Every line below should be repeated exactly.

**RECORDS FOR PROCESSING**
......

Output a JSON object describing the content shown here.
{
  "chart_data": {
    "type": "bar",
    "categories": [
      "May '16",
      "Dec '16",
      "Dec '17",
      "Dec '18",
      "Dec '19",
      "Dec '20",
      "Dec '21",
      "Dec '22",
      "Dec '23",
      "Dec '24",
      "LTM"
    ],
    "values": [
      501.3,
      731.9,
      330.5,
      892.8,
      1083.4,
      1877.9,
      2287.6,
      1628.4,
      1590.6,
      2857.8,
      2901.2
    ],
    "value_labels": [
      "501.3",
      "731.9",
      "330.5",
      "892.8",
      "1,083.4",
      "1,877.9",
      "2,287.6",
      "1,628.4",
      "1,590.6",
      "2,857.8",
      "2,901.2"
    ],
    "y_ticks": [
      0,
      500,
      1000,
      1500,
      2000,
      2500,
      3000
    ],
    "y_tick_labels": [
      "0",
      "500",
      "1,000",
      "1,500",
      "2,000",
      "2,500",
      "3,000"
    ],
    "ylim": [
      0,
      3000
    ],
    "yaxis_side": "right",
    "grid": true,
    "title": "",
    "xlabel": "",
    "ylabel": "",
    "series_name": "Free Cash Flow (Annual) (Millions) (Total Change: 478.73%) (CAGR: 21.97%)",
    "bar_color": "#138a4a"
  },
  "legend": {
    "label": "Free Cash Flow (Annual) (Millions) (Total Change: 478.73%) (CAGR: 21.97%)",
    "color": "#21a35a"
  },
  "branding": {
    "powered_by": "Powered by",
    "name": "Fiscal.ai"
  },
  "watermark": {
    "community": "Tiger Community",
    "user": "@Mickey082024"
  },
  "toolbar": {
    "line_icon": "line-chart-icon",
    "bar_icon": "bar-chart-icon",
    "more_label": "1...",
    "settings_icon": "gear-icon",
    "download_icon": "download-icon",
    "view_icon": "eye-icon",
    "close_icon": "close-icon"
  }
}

......

**ANSWER TO THE EXERCISE**
Output a JSON object describing the content shown here.
{
  "chart_data": {
    "type": "bar",
    "categories": [
      "May '16",
      "Dec '16",
      "Dec '17",
      "Dec '18",
      "Dec '19",
      "Dec '20",
      "Dec '21",
      "Dec '22",
      "Dec '23",
      "Dec '24",
      "LTM"
    ],
    "values": [
      501.3,
      731.9,
      330.5,
      892.8,
      1083.4,
      1877.9,
      2287.6,
      1628.4,
      1590.6,
      2857.8,
      2901.2
    ],
    "value_labels": [
      "501.3",
      "731.9",
      "330.5",
      "892.8",
      "1,083.4",
      "1,877.9",
      "2,287.6",
      "1,628.4",
      "1,590.6",
      "2,857.8",
      "2,901.2"
    ],
    "y_ticks": [
      0,
      500,
      1000,
      1500,
      2000,
      2500,
      3000
    ],
    "y_tick_labels": [
      "0",
      "500",
      "1,000",
      "1,500",
      "2,000",
      "2,500",
      "3,000"
    ],
    "ylim": [
      0,
      3000
    ],
    "yaxis_side": "right",
    "grid": true,
    "title": "",
    "xlabel": "",
    "ylabel": "",
    "series_name": "Free Cash Flow (Annual) (Millions) (Total Change: 478.73%) (CAGR: 21.97%)",
    "bar_color": "#138a4a"
  },
  "legend": {
    "label": "Free Cash Flow (Annual) (Millions) (Total Change: 478.73%) (CAGR: 21.97%)",
    "color": "#21a35a"
  },
  "branding": {
    "powered_by": "Powered by",
    "name": "Fiscal.ai"
  },
  "watermark": {
    "community": "Tiger Community",
    "user": "@Mickey082024"
  },
  "toolbar": {
    "line_icon": "line-chart-icon",
    "bar_icon": "bar-chart-icon",
    "more_label": "1...",
    "settings_icon": "gear-icon",
    "download_icon": "download-icon",
    "view_icon": "eye-icon",
    "close_icon": "close-icon"
  }
}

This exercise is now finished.